Goal
Every line below that includes "print" counts toward the total. Report that total alone.

[Collected data entries]

▬▬▬▬▬▬

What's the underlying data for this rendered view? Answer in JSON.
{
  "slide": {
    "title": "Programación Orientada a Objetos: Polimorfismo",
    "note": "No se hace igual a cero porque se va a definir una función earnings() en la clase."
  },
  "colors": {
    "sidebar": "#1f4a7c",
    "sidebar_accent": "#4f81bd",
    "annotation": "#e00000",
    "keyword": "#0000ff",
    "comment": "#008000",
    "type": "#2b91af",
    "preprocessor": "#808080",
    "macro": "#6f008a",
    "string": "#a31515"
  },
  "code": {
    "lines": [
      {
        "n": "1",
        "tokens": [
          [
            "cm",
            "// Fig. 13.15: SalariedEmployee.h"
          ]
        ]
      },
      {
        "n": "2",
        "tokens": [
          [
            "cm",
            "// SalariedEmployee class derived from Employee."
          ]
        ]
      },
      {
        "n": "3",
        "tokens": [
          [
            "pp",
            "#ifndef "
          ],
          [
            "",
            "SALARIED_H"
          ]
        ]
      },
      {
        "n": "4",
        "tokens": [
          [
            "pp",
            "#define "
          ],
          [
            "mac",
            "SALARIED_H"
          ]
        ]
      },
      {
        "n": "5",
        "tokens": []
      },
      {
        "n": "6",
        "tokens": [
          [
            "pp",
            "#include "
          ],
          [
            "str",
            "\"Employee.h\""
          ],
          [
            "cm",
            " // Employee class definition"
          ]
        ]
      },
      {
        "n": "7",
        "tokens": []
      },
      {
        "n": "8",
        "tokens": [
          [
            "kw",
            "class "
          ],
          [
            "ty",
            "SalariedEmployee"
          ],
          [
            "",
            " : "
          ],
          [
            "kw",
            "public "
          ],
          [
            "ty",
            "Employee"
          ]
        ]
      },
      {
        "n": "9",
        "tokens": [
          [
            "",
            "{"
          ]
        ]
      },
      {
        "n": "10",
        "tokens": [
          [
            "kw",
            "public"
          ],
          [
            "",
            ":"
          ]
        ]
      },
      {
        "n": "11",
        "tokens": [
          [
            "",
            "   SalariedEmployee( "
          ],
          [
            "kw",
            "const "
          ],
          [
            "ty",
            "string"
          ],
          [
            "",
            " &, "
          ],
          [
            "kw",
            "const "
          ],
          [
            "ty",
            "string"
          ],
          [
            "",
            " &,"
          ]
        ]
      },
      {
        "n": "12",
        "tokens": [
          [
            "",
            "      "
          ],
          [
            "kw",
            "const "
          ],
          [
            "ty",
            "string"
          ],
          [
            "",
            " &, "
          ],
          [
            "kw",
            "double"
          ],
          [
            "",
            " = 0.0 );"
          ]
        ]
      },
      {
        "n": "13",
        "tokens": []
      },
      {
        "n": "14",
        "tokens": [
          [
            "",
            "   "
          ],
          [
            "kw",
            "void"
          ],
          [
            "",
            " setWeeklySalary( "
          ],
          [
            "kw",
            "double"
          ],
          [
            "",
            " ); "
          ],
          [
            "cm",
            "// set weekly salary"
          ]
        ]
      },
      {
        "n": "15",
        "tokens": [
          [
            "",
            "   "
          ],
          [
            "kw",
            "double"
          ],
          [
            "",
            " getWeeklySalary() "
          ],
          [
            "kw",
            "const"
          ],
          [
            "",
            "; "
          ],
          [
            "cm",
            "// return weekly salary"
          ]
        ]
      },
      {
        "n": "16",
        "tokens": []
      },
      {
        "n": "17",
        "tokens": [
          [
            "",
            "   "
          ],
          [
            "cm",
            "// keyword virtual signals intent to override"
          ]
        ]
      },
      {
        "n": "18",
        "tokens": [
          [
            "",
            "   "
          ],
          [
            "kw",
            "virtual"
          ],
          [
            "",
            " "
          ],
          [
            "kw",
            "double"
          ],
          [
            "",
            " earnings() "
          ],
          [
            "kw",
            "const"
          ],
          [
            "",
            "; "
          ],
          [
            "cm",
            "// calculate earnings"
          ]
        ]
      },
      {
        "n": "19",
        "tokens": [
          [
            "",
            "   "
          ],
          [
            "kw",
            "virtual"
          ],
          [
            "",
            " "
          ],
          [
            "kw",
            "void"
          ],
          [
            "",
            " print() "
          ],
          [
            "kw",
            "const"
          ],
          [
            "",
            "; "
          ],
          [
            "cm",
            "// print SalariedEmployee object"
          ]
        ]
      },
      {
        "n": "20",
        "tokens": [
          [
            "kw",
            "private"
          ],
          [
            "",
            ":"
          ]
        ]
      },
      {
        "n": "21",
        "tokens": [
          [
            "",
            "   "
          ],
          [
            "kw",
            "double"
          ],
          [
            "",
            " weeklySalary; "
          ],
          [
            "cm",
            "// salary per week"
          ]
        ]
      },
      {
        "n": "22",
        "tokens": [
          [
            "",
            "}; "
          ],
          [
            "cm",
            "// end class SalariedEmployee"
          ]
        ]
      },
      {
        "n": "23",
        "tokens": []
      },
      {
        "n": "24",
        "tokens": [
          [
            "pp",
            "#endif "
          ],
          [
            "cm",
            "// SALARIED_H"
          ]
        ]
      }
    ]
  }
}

▬▬▬▬▬▬

Solution
2